Extract every entry word for word.

— Begin —

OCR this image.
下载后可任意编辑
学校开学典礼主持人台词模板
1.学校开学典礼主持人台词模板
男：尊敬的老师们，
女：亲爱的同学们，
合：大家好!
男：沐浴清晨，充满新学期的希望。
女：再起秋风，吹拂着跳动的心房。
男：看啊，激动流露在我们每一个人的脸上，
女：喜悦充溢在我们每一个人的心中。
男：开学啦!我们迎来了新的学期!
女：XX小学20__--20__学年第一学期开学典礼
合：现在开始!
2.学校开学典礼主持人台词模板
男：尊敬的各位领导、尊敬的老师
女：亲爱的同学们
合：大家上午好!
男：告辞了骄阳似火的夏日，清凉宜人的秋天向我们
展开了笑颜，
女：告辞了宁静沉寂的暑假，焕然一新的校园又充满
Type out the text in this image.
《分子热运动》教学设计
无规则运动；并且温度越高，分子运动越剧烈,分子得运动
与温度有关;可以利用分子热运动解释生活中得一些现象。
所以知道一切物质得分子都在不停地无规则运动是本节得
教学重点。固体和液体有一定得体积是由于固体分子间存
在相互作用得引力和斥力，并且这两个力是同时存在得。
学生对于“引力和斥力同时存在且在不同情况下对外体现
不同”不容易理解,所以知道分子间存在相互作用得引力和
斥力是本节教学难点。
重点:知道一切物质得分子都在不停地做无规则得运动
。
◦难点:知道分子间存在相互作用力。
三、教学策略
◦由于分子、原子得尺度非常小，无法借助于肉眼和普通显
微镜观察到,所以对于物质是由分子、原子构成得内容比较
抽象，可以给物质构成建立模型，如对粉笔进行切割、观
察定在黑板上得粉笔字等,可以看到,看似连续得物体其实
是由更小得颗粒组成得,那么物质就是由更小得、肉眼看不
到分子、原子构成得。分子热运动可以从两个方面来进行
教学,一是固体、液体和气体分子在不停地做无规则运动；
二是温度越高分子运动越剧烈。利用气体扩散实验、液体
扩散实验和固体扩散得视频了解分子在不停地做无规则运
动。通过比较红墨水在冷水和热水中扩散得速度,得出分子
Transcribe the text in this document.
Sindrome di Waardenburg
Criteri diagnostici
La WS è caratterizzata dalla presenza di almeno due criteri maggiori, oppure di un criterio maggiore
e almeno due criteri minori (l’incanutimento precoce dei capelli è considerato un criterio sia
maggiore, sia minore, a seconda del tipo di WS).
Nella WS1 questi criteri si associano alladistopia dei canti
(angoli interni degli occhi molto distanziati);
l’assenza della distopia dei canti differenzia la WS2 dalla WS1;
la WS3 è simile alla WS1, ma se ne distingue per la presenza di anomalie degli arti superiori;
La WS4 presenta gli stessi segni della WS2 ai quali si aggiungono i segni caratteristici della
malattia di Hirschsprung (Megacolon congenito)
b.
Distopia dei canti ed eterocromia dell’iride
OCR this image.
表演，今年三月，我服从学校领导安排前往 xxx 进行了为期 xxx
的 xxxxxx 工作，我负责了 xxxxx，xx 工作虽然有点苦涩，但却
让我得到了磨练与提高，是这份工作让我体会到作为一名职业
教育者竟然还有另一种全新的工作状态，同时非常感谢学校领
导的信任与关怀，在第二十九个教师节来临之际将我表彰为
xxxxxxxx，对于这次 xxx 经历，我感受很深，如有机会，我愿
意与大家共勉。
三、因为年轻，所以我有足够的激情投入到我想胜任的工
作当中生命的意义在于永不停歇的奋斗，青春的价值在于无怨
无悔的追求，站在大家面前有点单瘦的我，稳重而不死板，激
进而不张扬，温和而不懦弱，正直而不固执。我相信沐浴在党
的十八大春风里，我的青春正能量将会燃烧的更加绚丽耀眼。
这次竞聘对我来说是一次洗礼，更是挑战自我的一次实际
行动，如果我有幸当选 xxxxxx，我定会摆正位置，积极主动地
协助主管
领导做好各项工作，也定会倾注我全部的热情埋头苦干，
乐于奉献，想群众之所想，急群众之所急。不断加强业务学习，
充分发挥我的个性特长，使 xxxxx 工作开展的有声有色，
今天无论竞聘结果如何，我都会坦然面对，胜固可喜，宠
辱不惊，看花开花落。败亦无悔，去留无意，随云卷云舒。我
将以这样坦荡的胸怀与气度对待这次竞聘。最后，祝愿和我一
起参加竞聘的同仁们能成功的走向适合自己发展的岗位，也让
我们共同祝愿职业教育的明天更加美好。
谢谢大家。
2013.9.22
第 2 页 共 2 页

— End —

▸ **RESULT OF THE EXERCISE**:
OCR this image.
下载后可任意编辑
学校开学典礼主持人台词模板
1.学校开学典礼主持人台词模板
男：尊敬的老师们，
女：亲爱的同学们，
合：大家好!
男：沐浴清晨，充满新学期的希望。
女：再起秋风，吹拂着跳动的心房。
男：看啊，激动流露在我们每一个人的脸上，
女：喜悦充溢在我们每一个人的心中。
男：开学啦!我们迎来了新的学期!
女：XX小学20__--20__学年第一学期开学典礼
合：现在开始!
2.学校开学典礼主持人台词模板
男：尊敬的各位领导、尊敬的老师
女：亲爱的同学们
合：大家上午好!
男：告辞了骄阳似火的夏日，清凉宜人的秋天向我们
展开了笑颜，
女：告辞了宁静沉寂的暑假，焕然一新的校园又充满
Type out the text in this image.
《分子热运动》教学设计
无规则运动；并且温度越高，分子运动越剧烈,分子得运动
与温度有关;可以利用分子热运动解释生活中得一些现象。
所以知道一切物质得分子都在不停地无规则运动是本节得
教学重点。固体和液体有一定得体积是由于固体分子间存
在相互作用得引力和斥力，并且这两个力是同时存在得。
学生对于“引力和斥力同时存在且在不同情况下对外体现
不同”不容易理解,所以知道分子间存在相互作用得引力和
斥力是本节教学难点。
重点:知道一切物质得分子都在不停地做无规则得运动
。
◦难点:知道分子间存在相互作用力。
三、教学策略
◦由于分子、原子得尺度非常小，无法借助于肉眼和普通显
微镜观察到,所以对于物质是由分子、原子构成得内容比较
抽象，可以给物质构成建立模型，如对粉笔进行切割、观
察定在黑板上得粉笔字等,可以看到,看似连续得物体其实
是由更小得颗粒组成得,那么物质就是由更小得、肉眼看不
到分子、原子构成得。分子热运动可以从两个方面来进行
教学,一是固体、液体和气体分子在不停地做无规则运动；
二是温度越高分子运动越剧烈。利用气体扩散实验、液体
扩散实验和固体扩散得视频了解分子在不停地做无规则运
动。通过比较红墨水在冷水和热水中扩散得速度,得出分子
Transcribe the text in this document.
Sindrome di Waardenburg
Criteri diagnostici
La WS è caratterizzata dalla presenza di almeno due criteri maggiori, oppure di un criterio maggiore
e almeno due criteri minori (l’incanutimento precoce dei capelli è considerato un criterio sia
maggiore, sia minore, a seconda del tipo di WS).
Nella WS1 questi criteri si associano alladistopia dei canti
(angoli interni degli occhi molto distanziati);
l’assenza della distopia dei canti differenzia la WS2 dalla WS1;
la WS3 è simile alla WS1, ma se ne distingue per la presenza di anomalie degli arti superiori;
La WS4 presenta gli stessi segni della WS2 ai quali si aggiungono i segni caratteristici della
malattia di Hirschsprung (Megacolon congenito)
b.
Distopia dei canti ed eterocromia dell’iride
OCR this image.
表演，今年三月，我服从学校领导安排前往 xxx 进行了为期 xxx
的 xxxxxx 工作，我负责了 xxxxx，xx 工作虽然有点苦涩，但却
让我得到了磨练与提高，是这份工作让我体会到作为一名职业
教育者竟然还有另一种全新的工作状态，同时非常感谢学校领
导的信任与关怀，在第二十九个教师节来临之际将我表彰为
xxxxxxxx，对于这次 xxx 经历，我感受很深，如有机会，我愿
意与大家共勉。
三、因为年轻，所以我有足够的激情投入到我想胜任的工
作当中生命的意义在于永不停歇的奋斗，青春的价值在于无怨
无悔的追求，站在大家面前有点单瘦的我，稳重而不死板，激
进而不张扬，温和而不懦弱，正直而不固执。我相信沐浴在党
的十八大春风里，我的青春正能量将会燃烧的更加绚丽耀眼。
这次竞聘对我来说是一次洗礼，更是挑战自我的一次实际
行动，如果我有幸当选 xxxxxx，我定会摆正位置，积极主动地
协助主管
领导做好各项工作，也定会倾注我全部的热情埋头苦干，
乐于奉献，想群众之所想，急群众之所急。不断加强业务学习，
充分发挥我的个性特长，使 xxxxx 工作开展的有声有色，
今天无论竞聘结果如何，我都会坦然面对，胜固可喜，宠
辱不惊，看花开花落。败亦无悔，去留无意，随云卷云舒。我
将以这样坦荡的胸怀与气度对待这次竞聘。最后，祝愿和我一
起参加竞聘的同仁们能成功的走向适合自己发展的岗位，也让
我们共同祝愿职业教育的明天更加美好。
谢谢大家。
2013.9.22
第 2 页 共 2 页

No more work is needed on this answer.